• _Exercise brief_: Search the data for the word "number" and copy every line where it occurs.

• _Supplied material_:
********

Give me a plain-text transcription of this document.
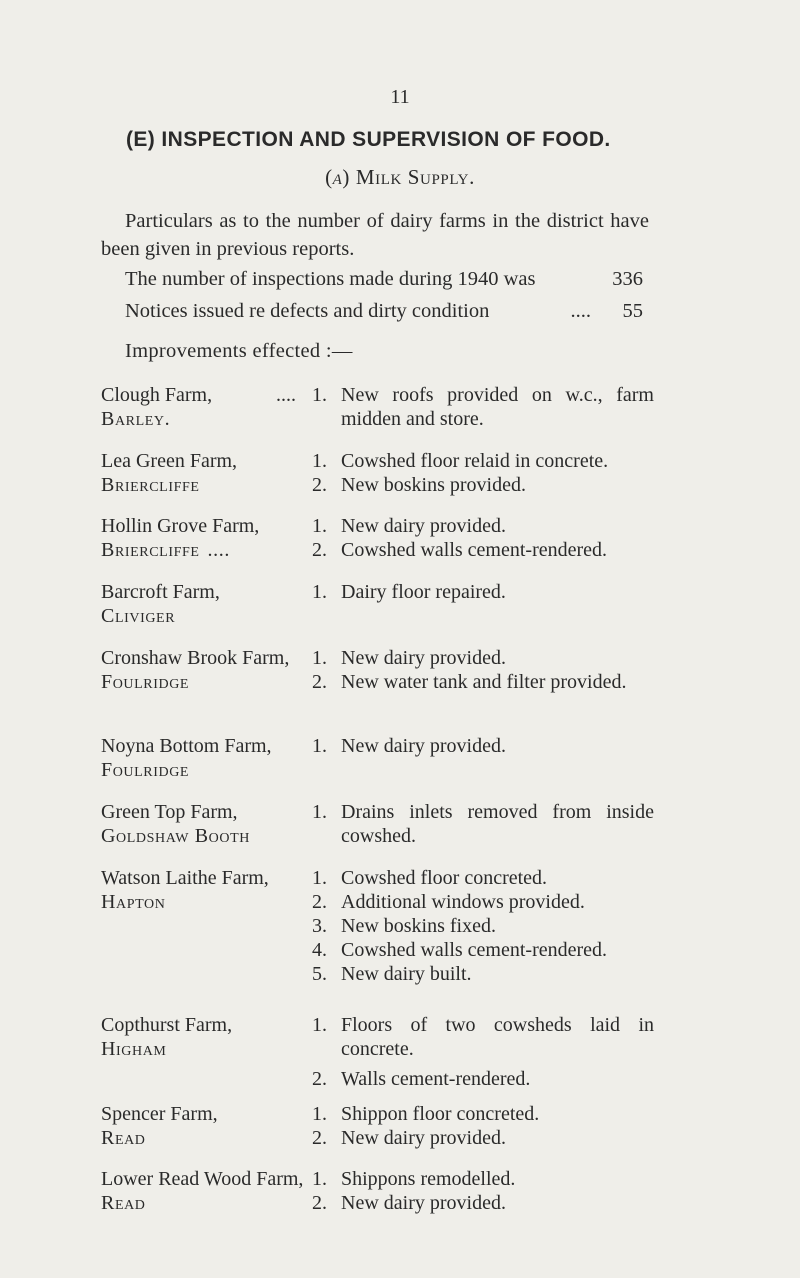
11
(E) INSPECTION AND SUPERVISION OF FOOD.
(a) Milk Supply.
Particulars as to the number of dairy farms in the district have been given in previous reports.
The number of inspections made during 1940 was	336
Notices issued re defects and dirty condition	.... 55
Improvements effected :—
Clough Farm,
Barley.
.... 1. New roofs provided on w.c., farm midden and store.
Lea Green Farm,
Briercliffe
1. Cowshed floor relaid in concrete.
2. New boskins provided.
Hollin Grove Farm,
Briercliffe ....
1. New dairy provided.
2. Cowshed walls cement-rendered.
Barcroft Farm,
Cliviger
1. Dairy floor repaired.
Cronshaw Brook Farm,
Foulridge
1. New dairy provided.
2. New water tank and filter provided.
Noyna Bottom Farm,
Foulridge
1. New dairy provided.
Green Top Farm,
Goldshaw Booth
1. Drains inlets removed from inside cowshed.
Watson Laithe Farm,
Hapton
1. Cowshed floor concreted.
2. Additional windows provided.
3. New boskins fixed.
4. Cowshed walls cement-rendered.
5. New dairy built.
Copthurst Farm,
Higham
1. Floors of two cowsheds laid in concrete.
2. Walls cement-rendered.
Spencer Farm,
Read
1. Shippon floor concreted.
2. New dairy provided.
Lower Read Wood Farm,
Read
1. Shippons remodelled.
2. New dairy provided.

********

• _Response below_:
Particulars as to the number of dairy farms in the district have been given in previous reports.
The number of inspections made during 1940 was	336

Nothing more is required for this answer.